• _Short task_
Quote the listing below in its entirety, omitting every image.

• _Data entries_
BEGIN

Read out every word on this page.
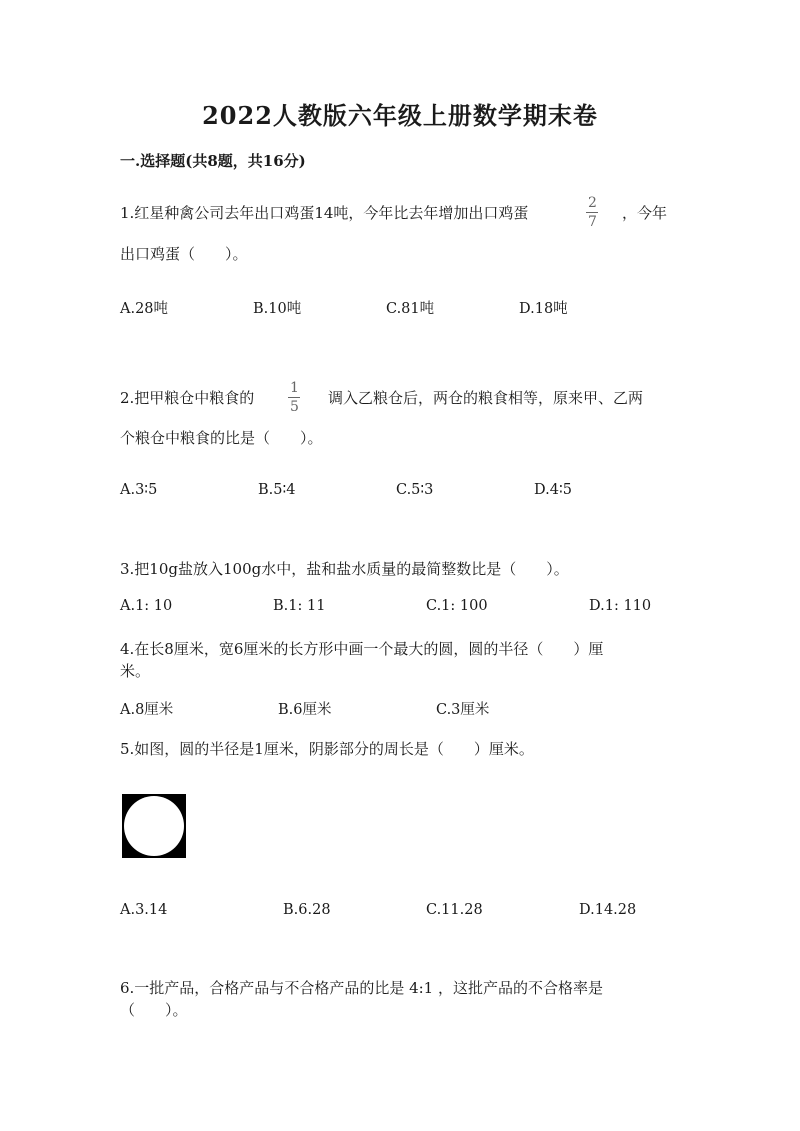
2022人教版六年级上册数学期末卷
一.选择题(共8题，共16分)
1.红星种禽公司去年出口鸡蛋14吨，今年比去年增加出口鸡蛋
2
7 ，今年
出口鸡蛋（　　）。
A.28吨	B.10吨	C.81吨	D.18吨
2.把甲粮仓中粮食的
1
5 调入乙粮仓后，两仓的粮食相等，原来甲、乙两
个粮仓中粮食的比是（　　）。
A.3∶5	B.5∶4	C.5∶3	D.4∶5
3.把10g盐放入100g水中，盐和盐水质量的最简整数比是（　　）。
A.1: 10	B.1: 11	C.1: 100	D.1: 110
4.在长8厘米，宽6厘米的长方形中画一个最大的圆，圆的半径（　　）厘
米。
A.8厘米	B.6厘米	C.3厘米
5.如图，圆的半径是1厘米，阴影部分的周长是（　　）厘米。
A.3.14	B.6.28	C.11.28	D.14.28
6.一批产品，合格产品与不合格产品的比是 4:1 ，这批产品的不合格率是
（　　）。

END

• _Exercise answer_
Read out every word on this page.
2022人教版六年级上册数学期末卷
一.选择题(共8题，共16分)
1.红星种禽公司去年出口鸡蛋14吨，今年比去年增加出口鸡蛋
2
7 ，今年
出口鸡蛋（　　）。
A.28吨	B.10吨	C.81吨	D.18吨
2.把甲粮仓中粮食的
1
5 调入乙粮仓后，两仓的粮食相等，原来甲、乙两
个粮仓中粮食的比是（　　）。
A.3∶5	B.5∶4	C.5∶3	D.4∶5
3.把10g盐放入100g水中，盐和盐水质量的最简整数比是（　　）。
A.1: 10	B.1: 11	C.1: 100	D.1: 110
4.在长8厘米，宽6厘米的长方形中画一个最大的圆，圆的半径（　　）厘
米。
A.8厘米	B.6厘米	C.3厘米
5.如图，圆的半径是1厘米，阴影部分的周长是（　　）厘米。
A.3.14	B.6.28	C.11.28	D.14.28
6.一批产品，合格产品与不合格产品的比是 4:1 ，这批产品的不合格率是
（　　）。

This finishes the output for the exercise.